_Instructions for the task_. Transcribe every line, keeping it exact.

_Data records_.
——————
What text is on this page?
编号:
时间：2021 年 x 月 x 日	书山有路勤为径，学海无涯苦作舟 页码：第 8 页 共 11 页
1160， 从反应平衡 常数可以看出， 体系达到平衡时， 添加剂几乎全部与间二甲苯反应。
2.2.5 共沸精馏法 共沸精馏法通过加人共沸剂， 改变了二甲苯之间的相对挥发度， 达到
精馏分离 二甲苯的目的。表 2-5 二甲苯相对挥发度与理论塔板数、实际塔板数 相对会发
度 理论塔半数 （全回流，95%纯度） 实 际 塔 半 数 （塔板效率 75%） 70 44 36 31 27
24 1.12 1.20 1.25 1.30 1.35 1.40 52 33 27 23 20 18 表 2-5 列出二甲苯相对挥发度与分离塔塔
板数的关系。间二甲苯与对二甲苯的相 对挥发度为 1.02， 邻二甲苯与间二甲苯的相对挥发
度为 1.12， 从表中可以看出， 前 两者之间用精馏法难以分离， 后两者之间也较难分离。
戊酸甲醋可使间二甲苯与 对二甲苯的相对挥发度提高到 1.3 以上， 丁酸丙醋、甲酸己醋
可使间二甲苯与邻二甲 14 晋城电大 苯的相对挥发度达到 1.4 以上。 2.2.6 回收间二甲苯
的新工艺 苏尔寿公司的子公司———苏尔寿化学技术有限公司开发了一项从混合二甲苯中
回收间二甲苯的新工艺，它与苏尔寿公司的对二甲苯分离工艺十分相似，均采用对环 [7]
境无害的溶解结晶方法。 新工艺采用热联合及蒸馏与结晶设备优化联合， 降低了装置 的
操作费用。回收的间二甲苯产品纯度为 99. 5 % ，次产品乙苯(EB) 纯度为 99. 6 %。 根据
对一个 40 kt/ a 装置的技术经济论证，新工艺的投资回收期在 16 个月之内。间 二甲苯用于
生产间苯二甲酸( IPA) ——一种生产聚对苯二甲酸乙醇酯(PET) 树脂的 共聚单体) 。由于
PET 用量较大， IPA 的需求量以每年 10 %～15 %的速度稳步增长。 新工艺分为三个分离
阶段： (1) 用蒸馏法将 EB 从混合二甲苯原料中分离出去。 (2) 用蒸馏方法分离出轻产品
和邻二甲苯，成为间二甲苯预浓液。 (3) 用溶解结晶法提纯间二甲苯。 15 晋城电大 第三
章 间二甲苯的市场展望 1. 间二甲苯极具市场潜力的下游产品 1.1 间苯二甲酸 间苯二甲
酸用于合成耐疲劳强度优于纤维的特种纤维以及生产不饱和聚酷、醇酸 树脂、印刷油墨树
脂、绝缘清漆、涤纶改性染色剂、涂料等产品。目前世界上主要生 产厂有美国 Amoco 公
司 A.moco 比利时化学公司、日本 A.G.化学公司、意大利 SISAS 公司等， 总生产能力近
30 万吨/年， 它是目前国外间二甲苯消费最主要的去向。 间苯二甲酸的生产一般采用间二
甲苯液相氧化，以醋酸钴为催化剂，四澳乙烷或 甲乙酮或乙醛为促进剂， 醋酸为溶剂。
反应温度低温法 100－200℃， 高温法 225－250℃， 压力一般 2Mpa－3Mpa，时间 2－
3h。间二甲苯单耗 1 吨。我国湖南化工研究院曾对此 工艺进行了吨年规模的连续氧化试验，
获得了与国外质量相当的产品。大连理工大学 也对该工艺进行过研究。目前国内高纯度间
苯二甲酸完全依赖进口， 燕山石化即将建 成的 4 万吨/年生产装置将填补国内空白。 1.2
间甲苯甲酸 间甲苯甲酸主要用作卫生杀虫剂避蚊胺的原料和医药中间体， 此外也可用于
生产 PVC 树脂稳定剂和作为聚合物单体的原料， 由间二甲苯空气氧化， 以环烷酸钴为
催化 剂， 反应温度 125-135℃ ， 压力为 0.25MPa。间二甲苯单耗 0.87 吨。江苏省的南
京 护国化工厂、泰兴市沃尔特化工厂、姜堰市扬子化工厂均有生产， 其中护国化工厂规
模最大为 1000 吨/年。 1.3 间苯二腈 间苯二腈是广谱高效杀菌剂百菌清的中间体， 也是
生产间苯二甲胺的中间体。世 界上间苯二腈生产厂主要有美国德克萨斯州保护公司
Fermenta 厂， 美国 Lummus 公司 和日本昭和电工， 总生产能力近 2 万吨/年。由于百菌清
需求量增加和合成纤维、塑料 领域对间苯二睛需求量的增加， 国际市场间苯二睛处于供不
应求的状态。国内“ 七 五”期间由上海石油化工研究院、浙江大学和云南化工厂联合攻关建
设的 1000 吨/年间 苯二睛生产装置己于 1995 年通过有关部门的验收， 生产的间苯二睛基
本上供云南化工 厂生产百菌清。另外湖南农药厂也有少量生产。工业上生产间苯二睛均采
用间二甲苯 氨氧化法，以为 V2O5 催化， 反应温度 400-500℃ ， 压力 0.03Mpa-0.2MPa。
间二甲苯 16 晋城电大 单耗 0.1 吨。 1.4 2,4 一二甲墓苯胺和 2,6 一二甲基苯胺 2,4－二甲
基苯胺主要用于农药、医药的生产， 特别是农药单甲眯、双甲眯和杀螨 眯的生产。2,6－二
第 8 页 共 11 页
——————
_Answer to the problem_.
What text is on this page?
编号:
时间：2021 年 x 月 x 日	书山有路勤为径，学海无涯苦作舟 页码：第 8 页 共 11 页
1160， 从反应平衡 常数可以看出， 体系达到平衡时， 添加剂几乎全部与间二甲苯反应。
2.2.5 共沸精馏法 共沸精馏法通过加人共沸剂， 改变了二甲苯之间的相对挥发度， 达到
精馏分离 二甲苯的目的。表 2-5 二甲苯相对挥发度与理论塔板数、实际塔板数 相对会发
度 理论塔半数 （全回流，95%纯度） 实 际 塔 半 数 （塔板效率 75%） 70 44 36 31 27
24 1.12 1.20 1.25 1.30 1.35 1.40 52 33 27 23 20 18 表 2-5 列出二甲苯相对挥发度与分离塔塔
板数的关系。间二甲苯与对二甲苯的相 对挥发度为 1.02， 邻二甲苯与间二甲苯的相对挥发
度为 1.12， 从表中可以看出， 前 两者之间用精馏法难以分离， 后两者之间也较难分离。
戊酸甲醋可使间二甲苯与 对二甲苯的相对挥发度提高到 1.3 以上， 丁酸丙醋、甲酸己醋
可使间二甲苯与邻二甲 14 晋城电大 苯的相对挥发度达到 1.4 以上。 2.2.6 回收间二甲苯
的新工艺 苏尔寿公司的子公司———苏尔寿化学技术有限公司开发了一项从混合二甲苯中
回收间二甲苯的新工艺，它与苏尔寿公司的对二甲苯分离工艺十分相似，均采用对环 [7]
境无害的溶解结晶方法。 新工艺采用热联合及蒸馏与结晶设备优化联合， 降低了装置 的
操作费用。回收的间二甲苯产品纯度为 99. 5 % ，次产品乙苯(EB) 纯度为 99. 6 %。 根据
对一个 40 kt/ a 装置的技术经济论证，新工艺的投资回收期在 16 个月之内。间 二甲苯用于
生产间苯二甲酸( IPA) ——一种生产聚对苯二甲酸乙醇酯(PET) 树脂的 共聚单体) 。由于
PET 用量较大， IPA 的需求量以每年 10 %～15 %的速度稳步增长。 新工艺分为三个分离
阶段： (1) 用蒸馏法将 EB 从混合二甲苯原料中分离出去。 (2) 用蒸馏方法分离出轻产品
和邻二甲苯，成为间二甲苯预浓液。 (3) 用溶解结晶法提纯间二甲苯。 15 晋城电大 第三
章 间二甲苯的市场展望 1. 间二甲苯极具市场潜力的下游产品 1.1 间苯二甲酸 间苯二甲
酸用于合成耐疲劳强度优于纤维的特种纤维以及生产不饱和聚酷、醇酸 树脂、印刷油墨树
脂、绝缘清漆、涤纶改性染色剂、涂料等产品。目前世界上主要生 产厂有美国 Amoco 公
司 A.moco 比利时化学公司、日本 A.G.化学公司、意大利 SISAS 公司等， 总生产能力近
30 万吨/年， 它是目前国外间二甲苯消费最主要的去向。 间苯二甲酸的生产一般采用间二
甲苯液相氧化，以醋酸钴为催化剂，四澳乙烷或 甲乙酮或乙醛为促进剂， 醋酸为溶剂。
反应温度低温法 100－200℃， 高温法 225－250℃， 压力一般 2Mpa－3Mpa，时间 2－
3h。间二甲苯单耗 1 吨。我国湖南化工研究院曾对此 工艺进行了吨年规模的连续氧化试验，
获得了与国外质量相当的产品。大连理工大学 也对该工艺进行过研究。目前国内高纯度间
苯二甲酸完全依赖进口， 燕山石化即将建 成的 4 万吨/年生产装置将填补国内空白。 1.2
间甲苯甲酸 间甲苯甲酸主要用作卫生杀虫剂避蚊胺的原料和医药中间体， 此外也可用于
生产 PVC 树脂稳定剂和作为聚合物单体的原料， 由间二甲苯空气氧化， 以环烷酸钴为
催化 剂， 反应温度 125-135℃ ， 压力为 0.25MPa。间二甲苯单耗 0.87 吨。江苏省的南
京 护国化工厂、泰兴市沃尔特化工厂、姜堰市扬子化工厂均有生产， 其中护国化工厂规
模最大为 1000 吨/年。 1.3 间苯二腈 间苯二腈是广谱高效杀菌剂百菌清的中间体， 也是
生产间苯二甲胺的中间体。世 界上间苯二腈生产厂主要有美国德克萨斯州保护公司
Fermenta 厂， 美国 Lummus 公司 和日本昭和电工， 总生产能力近 2 万吨/年。由于百菌清
需求量增加和合成纤维、塑料 领域对间苯二睛需求量的增加， 国际市场间苯二睛处于供不
应求的状态。国内“ 七 五”期间由上海石油化工研究院、浙江大学和云南化工厂联合攻关建
设的 1000 吨/年间 苯二睛生产装置己于 1995 年通过有关部门的验收， 生产的间苯二睛基
本上供云南化工 厂生产百菌清。另外湖南农药厂也有少量生产。工业上生产间苯二睛均采
用间二甲苯 氨氧化法，以为 V2O5 催化， 反应温度 400-500℃ ， 压力 0.03Mpa-0.2MPa。
间二甲苯 16 晋城电大 单耗 0.1 吨。 1.4 2,4 一二甲墓苯胺和 2,6 一二甲基苯胺 2,4－二甲
基苯胺主要用于农药、医药的生产， 特别是农药单甲眯、双甲眯和杀螨 眯的生产。2,6－二
第 8 页 共 11 页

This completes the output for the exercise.